REQUEST »
Copy out all the entries word for word.

-----

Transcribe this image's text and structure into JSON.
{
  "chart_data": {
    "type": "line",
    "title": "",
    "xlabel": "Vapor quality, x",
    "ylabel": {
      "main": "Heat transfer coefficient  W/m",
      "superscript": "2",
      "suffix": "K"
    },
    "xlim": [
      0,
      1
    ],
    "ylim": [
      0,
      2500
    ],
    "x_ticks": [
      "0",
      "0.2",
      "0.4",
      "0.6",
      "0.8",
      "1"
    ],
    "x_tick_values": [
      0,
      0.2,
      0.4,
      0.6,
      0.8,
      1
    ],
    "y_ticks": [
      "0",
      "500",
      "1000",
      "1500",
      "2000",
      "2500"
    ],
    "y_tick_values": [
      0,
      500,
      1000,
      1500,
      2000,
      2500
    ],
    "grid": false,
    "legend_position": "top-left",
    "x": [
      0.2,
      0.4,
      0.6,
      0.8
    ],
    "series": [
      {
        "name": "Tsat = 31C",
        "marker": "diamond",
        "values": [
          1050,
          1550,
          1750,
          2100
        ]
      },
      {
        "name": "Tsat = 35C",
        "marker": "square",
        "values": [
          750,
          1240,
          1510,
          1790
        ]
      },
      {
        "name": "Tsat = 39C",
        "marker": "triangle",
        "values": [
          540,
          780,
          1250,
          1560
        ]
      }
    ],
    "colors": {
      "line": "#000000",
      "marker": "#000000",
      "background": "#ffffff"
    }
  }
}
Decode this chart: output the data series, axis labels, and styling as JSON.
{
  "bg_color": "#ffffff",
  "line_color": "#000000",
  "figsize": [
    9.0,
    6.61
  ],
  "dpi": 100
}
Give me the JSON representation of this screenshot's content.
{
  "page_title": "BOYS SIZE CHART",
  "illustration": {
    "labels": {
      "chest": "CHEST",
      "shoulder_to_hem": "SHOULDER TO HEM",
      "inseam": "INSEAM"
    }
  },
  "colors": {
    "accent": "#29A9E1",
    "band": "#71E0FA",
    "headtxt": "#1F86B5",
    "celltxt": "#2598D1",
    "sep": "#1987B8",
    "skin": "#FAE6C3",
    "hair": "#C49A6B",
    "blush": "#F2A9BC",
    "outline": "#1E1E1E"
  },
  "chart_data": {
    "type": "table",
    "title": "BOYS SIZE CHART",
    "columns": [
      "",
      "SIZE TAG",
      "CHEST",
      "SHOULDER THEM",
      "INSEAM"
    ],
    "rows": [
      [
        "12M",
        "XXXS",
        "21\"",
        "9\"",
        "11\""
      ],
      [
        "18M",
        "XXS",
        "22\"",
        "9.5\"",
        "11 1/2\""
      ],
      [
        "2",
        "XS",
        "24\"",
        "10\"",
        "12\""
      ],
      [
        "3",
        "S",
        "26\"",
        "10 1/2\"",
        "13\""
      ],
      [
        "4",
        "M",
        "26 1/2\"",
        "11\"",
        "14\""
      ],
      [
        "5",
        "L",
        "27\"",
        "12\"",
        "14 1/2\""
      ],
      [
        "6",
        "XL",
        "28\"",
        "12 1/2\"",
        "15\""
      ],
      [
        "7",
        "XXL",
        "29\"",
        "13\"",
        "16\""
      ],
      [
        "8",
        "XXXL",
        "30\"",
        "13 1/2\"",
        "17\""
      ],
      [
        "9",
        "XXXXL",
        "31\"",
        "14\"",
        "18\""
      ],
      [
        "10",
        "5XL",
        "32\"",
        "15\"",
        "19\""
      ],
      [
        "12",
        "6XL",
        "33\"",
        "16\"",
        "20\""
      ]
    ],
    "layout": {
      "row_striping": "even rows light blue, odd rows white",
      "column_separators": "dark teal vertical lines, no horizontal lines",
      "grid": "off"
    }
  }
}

-----

EXERCISE RESPONSE »
Transcribe this image's text and structure into JSON.
{
  "chart_data": {
    "type": "line",
    "title": "",
    "xlabel": "Vapor quality, x",
    "ylabel": {
      "main": "Heat transfer coefficient  W/m",
      "superscript": "2",
      "suffix": "K"
    },
    "xlim": [
      0,
      1
    ],
    "ylim": [
      0,
      2500
    ],
    "x_ticks": [
      "0",
      "0.2",
      "0.4",
      "0.6",
      "0.8",
      "1"
    ],
    "x_tick_values": [
      0,
      0.2,
      0.4,
      0.6,
      0.8,
      1
    ],
    "y_ticks": [
      "0",
      "500",
      "1000",
      "1500",
      "2000",
      "2500"
    ],
    "y_tick_values": [
      0,
      500,
      1000,
      1500,
      2000,
      2500
    ],
    "grid": false,
    "legend_position": "top-left",
    "x": [
      0.2,
      0.4,
      0.6,
      0.8
    ],
    "series": [
      {
        "name": "Tsat = 31C",
        "marker": "diamond",
        "values": [
          1050,
          1550,
          1750,
          2100
        ]
      },
      {
        "name": "Tsat = 35C",
        "marker": "square",
        "values": [
          750,
          1240,
          1510,
          1790
        ]
      },
      {
        "name": "Tsat = 39C",
        "marker": "triangle",
        "values": [
          540,
          780,
          1250,
          1560
        ]
      }
    ],
    "colors": {
      "line": "#000000",
      "marker": "#000000",
      "background": "#ffffff"
    }
  }
}
Decode this chart: output the data series, axis labels, and styling as JSON.
{
  "bg_color": "#ffffff",
  "line_color": "#000000",
  "figsize": [
    9.0,
    6.61
  ],
  "dpi": 100
}
Give me the JSON representation of this screenshot's content.
{
  "page_title": "BOYS SIZE CHART",
  "illustration": {
    "labels": {
      "chest": "CHEST",
      "shoulder_to_hem": "SHOULDER TO HEM",
      "inseam": "INSEAM"
    }
  },
  "colors": {
    "accent": "#29A9E1",
    "band": "#71E0FA",
    "headtxt": "#1F86B5",
    "celltxt": "#2598D1",
    "sep": "#1987B8",
    "skin": "#FAE6C3",
    "hair": "#C49A6B",
    "blush": "#F2A9BC",
    "outline": "#1E1E1E"
  },
  "chart_data": {
    "type": "table",
    "title": "BOYS SIZE CHART",
    "columns": [
      "",
      "SIZE TAG",
      "CHEST",
      "SHOULDER THEM",
      "INSEAM"
    ],
    "rows": [
      [
        "12M",
        "XXXS",
        "21\"",
        "9\"",
        "11\""
      ],
      [
        "18M",
        "XXS",
        "22\"",
        "9.5\"",
        "11 1/2\""
      ],
      [
        "2",
        "XS",
        "24\"",
        "10\"",
        "12\""
      ],
      [
        "3",
        "S",
        "26\"",
        "10 1/2\"",
        "13\""
      ],
      [
        "4",
        "M",
        "26 1/2\"",
        "11\"",
        "14\""
      ],
      [
        "5",
        "L",
        "27\"",
        "12\"",
        "14 1/2\""
      ],
      [
        "6",
        "XL",
        "28\"",
        "12 1/2\"",
        "15\""
      ],
      [
        "7",
        "XXL",
        "29\"",
        "13\"",
        "16\""
      ],
      [
        "8",
        "XXXL",
        "30\"",
        "13 1/2\"",
        "17\""
      ],
      [
        "9",
        "XXXXL",
        "31\"",
        "14\"",
        "18\""
      ],
      [
        "10",
        "5XL",
        "32\"",
        "15\"",
        "19\""
      ],
      [
        "12",
        "6XL",
        "33\"",
        "16\"",
        "20\""
      ]
    ],
    "layout": {
      "row_striping": "even rows light blue, odd rows white",
      "column_separators": "dark teal vertical lines, no horizontal lines",
      "grid": "off"
    }
  }
}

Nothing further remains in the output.